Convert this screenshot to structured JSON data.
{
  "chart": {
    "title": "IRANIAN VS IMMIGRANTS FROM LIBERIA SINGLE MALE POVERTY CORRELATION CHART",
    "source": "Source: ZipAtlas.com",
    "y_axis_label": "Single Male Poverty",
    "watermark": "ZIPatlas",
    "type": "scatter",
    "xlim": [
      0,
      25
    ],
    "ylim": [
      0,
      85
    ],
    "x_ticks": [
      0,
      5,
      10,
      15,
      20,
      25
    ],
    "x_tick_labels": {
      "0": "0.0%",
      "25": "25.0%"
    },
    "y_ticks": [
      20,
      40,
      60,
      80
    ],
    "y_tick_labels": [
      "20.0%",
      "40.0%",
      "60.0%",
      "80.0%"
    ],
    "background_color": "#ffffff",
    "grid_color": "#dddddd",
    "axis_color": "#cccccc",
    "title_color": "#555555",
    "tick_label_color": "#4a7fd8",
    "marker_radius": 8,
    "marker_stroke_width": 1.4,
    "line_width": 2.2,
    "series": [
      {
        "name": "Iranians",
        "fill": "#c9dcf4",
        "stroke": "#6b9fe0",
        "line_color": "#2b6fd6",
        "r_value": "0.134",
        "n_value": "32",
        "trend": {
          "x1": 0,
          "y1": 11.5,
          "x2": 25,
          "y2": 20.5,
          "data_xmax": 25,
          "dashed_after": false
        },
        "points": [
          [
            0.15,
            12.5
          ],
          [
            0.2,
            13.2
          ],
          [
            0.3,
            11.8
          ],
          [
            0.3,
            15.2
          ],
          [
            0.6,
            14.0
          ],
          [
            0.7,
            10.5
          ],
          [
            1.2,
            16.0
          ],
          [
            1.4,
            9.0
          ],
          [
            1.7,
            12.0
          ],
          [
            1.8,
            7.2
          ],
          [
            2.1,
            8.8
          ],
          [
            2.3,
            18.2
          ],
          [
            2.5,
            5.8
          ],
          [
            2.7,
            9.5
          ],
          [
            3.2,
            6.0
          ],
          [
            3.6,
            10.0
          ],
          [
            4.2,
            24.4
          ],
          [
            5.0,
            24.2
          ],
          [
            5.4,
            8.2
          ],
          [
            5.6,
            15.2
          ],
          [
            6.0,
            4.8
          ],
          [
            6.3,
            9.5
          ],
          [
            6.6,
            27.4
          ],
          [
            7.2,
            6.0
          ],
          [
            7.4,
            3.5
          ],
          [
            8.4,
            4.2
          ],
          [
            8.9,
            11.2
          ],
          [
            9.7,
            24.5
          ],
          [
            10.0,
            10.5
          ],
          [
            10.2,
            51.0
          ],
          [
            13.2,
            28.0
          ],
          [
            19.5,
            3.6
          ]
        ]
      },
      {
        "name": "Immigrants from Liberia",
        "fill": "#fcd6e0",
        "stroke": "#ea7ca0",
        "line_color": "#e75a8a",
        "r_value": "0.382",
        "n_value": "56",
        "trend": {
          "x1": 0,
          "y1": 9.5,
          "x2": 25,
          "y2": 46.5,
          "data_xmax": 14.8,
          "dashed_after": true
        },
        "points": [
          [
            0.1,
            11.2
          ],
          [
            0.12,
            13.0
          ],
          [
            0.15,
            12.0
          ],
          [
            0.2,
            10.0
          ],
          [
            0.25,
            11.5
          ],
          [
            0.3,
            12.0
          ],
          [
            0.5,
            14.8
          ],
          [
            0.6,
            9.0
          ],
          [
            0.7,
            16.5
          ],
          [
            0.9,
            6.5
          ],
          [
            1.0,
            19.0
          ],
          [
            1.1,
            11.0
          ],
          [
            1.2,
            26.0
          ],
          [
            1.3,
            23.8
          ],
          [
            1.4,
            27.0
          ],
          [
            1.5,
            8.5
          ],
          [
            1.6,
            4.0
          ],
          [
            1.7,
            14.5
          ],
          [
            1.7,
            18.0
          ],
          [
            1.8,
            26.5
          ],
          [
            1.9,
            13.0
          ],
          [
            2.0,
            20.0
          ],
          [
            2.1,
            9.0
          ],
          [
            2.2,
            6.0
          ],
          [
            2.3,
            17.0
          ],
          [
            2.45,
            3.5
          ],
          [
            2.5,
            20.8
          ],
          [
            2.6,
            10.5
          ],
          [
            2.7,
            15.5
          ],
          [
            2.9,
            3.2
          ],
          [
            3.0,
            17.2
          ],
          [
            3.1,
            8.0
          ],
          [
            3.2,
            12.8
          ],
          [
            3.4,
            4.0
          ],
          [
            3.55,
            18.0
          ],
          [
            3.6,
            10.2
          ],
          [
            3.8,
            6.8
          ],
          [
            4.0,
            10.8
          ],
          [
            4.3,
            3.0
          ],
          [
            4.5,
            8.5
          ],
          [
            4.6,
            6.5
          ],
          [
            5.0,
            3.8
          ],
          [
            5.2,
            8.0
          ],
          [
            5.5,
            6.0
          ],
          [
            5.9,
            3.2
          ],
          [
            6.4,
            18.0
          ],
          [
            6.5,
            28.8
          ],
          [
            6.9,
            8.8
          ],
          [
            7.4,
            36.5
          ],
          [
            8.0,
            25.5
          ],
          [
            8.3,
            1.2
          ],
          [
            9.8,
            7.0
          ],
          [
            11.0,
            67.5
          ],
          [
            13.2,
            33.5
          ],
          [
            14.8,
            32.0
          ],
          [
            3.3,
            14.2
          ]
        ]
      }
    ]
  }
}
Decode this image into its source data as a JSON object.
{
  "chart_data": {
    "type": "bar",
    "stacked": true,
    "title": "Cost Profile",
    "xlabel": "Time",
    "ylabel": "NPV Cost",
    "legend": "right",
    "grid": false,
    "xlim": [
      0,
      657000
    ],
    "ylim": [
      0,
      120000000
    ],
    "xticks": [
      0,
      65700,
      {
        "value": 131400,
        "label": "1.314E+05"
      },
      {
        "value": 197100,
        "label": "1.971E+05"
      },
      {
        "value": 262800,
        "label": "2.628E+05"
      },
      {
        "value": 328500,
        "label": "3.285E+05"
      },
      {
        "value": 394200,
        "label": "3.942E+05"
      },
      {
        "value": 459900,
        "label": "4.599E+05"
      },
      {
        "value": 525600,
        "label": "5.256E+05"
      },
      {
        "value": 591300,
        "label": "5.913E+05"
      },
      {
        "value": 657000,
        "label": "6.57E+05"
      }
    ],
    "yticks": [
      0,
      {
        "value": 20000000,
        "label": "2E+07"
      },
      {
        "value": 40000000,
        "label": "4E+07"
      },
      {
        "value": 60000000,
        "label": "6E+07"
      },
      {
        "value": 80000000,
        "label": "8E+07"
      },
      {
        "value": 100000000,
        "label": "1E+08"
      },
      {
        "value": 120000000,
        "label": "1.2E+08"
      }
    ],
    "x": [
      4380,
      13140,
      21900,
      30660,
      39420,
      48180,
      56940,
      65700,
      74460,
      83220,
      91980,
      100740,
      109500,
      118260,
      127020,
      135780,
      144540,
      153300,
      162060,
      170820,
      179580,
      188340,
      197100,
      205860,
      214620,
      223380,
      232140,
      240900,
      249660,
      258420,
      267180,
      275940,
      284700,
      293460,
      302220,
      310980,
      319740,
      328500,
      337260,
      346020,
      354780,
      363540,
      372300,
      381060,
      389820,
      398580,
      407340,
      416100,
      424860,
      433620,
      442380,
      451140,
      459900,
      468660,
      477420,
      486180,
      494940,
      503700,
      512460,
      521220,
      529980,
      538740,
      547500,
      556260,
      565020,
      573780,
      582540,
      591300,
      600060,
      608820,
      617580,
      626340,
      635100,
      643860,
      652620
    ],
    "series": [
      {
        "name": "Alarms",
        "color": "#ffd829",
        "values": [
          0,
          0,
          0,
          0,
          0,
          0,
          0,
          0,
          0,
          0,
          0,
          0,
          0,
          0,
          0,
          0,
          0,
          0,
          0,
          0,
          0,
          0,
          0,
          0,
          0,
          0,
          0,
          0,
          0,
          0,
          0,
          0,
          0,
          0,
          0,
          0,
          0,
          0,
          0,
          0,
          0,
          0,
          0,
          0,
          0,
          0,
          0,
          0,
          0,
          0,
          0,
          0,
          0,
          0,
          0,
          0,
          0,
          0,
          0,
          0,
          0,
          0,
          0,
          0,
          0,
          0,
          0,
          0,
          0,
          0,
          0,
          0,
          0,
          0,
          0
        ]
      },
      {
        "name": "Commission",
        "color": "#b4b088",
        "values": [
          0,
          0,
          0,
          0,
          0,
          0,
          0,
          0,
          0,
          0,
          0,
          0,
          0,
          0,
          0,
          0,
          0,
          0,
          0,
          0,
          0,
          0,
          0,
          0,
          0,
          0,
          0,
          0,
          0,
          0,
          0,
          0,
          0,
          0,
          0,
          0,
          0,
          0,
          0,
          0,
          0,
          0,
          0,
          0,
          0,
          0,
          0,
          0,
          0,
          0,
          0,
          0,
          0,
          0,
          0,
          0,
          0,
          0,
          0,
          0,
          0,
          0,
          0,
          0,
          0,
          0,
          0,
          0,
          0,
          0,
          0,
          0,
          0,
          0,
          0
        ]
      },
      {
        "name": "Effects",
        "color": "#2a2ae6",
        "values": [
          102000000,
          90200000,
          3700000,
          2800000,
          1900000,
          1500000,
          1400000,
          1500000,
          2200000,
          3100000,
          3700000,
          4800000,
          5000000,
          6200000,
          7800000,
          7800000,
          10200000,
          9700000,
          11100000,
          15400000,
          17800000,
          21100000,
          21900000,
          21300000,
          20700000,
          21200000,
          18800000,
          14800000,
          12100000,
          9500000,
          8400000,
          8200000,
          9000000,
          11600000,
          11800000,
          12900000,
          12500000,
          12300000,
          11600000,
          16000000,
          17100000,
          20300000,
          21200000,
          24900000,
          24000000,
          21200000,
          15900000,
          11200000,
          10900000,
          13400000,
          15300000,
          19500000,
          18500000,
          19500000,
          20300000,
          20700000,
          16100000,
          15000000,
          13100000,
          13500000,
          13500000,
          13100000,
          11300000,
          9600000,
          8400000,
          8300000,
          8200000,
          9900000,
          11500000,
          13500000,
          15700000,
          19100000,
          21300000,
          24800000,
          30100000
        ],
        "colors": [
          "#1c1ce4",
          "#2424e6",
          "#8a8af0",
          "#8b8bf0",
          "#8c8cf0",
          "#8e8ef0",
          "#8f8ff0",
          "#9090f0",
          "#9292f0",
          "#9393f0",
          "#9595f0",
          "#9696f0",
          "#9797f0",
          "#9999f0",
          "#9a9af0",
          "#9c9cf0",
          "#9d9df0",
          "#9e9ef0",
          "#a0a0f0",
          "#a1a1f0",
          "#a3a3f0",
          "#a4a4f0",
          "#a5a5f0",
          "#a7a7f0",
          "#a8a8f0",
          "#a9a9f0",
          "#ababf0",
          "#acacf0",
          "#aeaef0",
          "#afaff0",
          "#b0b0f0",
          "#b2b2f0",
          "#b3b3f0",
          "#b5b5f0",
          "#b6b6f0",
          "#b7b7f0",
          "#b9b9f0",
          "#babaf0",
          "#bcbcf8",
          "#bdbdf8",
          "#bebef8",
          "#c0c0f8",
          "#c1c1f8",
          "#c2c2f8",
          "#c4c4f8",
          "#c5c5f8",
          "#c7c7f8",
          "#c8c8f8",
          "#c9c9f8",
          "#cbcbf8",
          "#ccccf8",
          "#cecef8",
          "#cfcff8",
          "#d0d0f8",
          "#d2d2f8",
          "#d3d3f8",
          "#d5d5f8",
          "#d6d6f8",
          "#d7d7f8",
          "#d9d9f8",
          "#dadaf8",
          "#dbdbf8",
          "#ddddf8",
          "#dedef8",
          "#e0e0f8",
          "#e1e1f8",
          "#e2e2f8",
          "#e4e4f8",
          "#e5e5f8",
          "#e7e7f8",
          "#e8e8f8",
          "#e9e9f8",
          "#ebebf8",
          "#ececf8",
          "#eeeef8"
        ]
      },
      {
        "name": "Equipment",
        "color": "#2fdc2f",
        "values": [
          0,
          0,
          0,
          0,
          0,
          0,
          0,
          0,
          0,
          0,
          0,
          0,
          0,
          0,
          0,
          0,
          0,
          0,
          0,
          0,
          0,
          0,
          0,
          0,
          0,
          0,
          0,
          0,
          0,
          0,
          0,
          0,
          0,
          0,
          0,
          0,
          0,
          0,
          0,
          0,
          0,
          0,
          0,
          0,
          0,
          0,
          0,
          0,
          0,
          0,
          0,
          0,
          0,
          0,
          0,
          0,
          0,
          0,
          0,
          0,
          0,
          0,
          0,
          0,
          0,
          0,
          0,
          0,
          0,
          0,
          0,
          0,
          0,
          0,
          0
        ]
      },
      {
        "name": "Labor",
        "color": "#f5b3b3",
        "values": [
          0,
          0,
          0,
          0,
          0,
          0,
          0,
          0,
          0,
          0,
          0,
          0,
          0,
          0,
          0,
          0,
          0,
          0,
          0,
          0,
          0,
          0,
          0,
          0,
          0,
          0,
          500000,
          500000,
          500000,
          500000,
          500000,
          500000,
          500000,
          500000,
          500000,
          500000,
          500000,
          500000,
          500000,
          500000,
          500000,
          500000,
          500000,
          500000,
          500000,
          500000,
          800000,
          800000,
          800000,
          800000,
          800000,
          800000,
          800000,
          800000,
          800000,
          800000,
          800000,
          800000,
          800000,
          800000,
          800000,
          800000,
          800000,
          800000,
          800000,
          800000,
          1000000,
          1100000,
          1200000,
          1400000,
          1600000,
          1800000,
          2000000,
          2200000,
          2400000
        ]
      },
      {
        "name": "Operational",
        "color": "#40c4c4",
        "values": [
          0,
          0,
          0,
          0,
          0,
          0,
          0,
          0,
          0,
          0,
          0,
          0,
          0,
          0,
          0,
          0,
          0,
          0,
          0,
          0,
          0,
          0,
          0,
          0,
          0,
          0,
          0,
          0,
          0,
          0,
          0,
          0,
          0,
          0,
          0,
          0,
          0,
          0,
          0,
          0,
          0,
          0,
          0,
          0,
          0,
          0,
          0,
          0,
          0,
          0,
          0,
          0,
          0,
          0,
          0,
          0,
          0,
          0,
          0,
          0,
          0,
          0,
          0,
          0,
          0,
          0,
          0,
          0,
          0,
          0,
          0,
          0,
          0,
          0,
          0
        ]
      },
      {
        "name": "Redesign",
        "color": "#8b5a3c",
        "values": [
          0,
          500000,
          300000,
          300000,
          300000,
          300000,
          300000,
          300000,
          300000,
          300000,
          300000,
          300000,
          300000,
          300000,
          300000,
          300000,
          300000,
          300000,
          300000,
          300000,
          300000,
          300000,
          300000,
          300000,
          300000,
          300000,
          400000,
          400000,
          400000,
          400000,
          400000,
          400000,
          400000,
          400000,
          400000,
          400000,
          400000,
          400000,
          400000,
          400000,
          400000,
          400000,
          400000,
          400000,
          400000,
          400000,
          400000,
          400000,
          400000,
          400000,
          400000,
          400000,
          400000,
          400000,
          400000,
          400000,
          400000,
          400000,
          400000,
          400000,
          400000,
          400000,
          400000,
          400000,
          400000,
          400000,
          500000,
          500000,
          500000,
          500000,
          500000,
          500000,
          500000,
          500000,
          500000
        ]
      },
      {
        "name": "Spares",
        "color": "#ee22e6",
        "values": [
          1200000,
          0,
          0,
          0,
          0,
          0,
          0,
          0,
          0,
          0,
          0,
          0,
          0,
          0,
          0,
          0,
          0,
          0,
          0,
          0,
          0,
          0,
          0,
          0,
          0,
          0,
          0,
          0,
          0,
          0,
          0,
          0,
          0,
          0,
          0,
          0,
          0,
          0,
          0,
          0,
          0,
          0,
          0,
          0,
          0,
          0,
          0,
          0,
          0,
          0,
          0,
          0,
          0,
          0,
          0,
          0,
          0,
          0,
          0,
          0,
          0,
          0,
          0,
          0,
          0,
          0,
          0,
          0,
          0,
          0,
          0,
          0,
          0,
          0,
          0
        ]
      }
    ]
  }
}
..........
> _TASK REQUIREMENTS_
Pull out the lines above in which the word "source" appears.

> _THE OUTPUT_
    "source": "Source: ZipAtlas.com",
Decode this image into its source data as a JSON object.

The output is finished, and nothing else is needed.